Task description: Collect each line of the entries that holds the string "elements".

Dataset records:
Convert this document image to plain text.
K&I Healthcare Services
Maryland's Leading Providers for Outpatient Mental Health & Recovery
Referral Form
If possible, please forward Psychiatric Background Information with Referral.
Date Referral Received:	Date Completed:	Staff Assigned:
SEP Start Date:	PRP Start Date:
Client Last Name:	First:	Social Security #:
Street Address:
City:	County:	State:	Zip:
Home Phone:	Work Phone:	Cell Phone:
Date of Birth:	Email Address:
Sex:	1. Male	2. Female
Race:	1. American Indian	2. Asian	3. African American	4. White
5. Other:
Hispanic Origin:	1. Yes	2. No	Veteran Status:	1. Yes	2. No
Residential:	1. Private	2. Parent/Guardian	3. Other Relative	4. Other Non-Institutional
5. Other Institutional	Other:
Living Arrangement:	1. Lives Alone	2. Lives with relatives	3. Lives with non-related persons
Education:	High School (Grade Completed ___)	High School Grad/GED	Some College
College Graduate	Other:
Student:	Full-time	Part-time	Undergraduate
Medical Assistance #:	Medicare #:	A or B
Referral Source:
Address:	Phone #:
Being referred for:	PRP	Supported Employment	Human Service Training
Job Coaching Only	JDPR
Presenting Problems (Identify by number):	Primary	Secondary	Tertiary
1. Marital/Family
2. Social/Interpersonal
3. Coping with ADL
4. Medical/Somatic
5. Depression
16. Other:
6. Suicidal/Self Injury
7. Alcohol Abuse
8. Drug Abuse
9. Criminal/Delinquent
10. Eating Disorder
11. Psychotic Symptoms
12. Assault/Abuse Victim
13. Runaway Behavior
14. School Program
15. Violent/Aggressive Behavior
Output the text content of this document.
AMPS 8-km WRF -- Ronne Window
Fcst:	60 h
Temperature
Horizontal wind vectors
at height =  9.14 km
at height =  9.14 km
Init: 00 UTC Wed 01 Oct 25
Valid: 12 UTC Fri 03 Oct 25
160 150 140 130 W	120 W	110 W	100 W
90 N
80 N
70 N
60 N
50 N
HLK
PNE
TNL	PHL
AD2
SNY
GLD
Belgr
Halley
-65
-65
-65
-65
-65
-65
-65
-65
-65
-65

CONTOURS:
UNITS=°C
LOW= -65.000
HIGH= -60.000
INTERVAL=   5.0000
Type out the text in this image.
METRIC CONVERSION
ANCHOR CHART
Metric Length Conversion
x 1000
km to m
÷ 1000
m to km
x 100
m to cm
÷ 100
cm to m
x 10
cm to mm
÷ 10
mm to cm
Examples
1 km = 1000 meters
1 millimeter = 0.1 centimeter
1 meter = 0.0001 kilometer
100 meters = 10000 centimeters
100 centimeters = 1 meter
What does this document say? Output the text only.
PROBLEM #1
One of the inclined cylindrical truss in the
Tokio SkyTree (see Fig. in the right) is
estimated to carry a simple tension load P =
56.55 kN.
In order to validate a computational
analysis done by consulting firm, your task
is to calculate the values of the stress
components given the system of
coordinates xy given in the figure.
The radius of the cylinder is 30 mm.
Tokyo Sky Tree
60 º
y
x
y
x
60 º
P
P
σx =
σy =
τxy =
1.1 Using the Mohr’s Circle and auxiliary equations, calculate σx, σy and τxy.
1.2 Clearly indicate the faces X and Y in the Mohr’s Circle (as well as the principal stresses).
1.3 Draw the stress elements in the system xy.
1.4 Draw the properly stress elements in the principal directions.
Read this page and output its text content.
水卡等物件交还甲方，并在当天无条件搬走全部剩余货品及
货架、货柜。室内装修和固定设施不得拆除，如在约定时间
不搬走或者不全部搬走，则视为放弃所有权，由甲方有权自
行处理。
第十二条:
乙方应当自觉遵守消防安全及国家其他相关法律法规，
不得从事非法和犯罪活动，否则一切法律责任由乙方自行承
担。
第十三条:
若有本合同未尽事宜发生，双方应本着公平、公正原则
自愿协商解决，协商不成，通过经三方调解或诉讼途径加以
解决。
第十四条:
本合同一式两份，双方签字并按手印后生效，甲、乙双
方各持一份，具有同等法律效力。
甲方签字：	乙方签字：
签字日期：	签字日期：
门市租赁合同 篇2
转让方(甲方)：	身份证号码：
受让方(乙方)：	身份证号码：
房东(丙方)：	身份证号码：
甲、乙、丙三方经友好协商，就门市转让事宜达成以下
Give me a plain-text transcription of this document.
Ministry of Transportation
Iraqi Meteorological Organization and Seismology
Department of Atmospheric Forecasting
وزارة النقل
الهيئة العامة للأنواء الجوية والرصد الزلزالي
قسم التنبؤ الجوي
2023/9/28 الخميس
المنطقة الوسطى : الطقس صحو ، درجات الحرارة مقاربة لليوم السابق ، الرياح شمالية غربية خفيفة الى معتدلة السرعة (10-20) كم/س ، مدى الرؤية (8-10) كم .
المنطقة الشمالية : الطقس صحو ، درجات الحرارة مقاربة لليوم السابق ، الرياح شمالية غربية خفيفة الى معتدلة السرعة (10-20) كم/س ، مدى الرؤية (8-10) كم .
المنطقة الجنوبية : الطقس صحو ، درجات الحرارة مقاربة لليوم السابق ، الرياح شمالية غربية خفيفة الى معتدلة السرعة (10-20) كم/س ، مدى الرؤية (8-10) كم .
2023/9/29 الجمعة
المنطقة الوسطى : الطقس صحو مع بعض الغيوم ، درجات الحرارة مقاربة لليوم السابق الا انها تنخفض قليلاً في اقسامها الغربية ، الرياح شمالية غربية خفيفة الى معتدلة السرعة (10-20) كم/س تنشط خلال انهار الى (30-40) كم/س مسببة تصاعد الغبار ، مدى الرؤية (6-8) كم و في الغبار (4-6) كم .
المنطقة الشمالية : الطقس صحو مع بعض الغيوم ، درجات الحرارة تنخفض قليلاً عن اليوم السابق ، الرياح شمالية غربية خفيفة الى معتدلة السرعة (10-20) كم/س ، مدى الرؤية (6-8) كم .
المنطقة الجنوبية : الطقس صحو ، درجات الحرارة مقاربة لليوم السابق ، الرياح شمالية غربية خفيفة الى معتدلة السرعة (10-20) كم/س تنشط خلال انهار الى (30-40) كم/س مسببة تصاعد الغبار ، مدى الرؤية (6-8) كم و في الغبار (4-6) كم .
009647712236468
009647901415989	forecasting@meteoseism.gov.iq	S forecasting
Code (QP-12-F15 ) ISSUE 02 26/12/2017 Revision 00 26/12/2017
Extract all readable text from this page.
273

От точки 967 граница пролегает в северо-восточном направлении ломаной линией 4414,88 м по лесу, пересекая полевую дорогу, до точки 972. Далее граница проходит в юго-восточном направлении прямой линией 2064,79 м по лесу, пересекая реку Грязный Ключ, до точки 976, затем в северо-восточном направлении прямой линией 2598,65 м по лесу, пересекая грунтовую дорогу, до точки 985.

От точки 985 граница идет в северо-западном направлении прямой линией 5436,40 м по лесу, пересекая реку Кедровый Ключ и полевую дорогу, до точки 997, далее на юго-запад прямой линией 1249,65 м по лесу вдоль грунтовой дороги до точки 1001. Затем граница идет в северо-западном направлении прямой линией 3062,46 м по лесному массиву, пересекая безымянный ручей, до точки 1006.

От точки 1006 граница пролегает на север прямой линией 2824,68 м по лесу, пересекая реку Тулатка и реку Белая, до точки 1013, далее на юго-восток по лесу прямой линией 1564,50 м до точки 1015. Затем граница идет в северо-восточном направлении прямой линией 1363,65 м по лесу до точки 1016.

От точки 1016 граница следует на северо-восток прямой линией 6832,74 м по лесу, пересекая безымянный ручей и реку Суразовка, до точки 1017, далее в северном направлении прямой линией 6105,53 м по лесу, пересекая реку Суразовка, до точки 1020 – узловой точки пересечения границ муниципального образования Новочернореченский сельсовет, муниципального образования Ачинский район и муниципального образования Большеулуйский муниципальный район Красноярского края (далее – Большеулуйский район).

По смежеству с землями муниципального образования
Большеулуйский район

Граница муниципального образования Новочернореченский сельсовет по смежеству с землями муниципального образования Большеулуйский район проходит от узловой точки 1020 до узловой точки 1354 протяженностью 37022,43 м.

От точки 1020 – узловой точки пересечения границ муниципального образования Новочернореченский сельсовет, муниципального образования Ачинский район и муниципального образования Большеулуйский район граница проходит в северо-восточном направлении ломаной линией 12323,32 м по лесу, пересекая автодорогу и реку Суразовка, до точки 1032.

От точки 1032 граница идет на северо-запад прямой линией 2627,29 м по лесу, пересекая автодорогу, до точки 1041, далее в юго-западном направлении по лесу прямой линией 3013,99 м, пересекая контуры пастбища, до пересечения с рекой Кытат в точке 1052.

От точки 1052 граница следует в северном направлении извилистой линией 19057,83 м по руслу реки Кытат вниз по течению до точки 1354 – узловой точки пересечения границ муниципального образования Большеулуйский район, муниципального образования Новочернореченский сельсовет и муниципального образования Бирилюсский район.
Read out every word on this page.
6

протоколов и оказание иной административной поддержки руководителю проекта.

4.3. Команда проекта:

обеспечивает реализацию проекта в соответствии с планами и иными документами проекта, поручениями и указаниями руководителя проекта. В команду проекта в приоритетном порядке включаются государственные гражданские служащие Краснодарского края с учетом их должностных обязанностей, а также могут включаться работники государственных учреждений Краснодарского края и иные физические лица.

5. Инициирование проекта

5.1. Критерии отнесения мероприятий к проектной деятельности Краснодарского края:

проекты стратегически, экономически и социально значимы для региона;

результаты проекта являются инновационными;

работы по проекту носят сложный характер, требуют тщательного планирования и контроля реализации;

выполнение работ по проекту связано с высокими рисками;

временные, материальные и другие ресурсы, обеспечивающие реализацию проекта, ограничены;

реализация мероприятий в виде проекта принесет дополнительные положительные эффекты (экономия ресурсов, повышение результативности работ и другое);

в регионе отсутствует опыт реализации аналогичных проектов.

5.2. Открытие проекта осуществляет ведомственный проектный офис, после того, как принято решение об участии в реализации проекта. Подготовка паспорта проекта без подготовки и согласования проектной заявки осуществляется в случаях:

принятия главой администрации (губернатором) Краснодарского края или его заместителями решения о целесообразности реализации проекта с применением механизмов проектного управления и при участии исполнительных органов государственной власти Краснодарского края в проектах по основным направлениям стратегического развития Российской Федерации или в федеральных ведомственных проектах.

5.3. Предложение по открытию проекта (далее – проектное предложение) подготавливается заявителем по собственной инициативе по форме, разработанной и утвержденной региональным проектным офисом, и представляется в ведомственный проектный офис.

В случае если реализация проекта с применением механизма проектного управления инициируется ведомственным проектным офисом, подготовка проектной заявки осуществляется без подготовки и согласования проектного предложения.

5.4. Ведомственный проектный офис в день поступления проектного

Solution for this task:
1.3 Draw the stress elements in the system xy.
1.4 Draw the properly stress elements in the principal directions.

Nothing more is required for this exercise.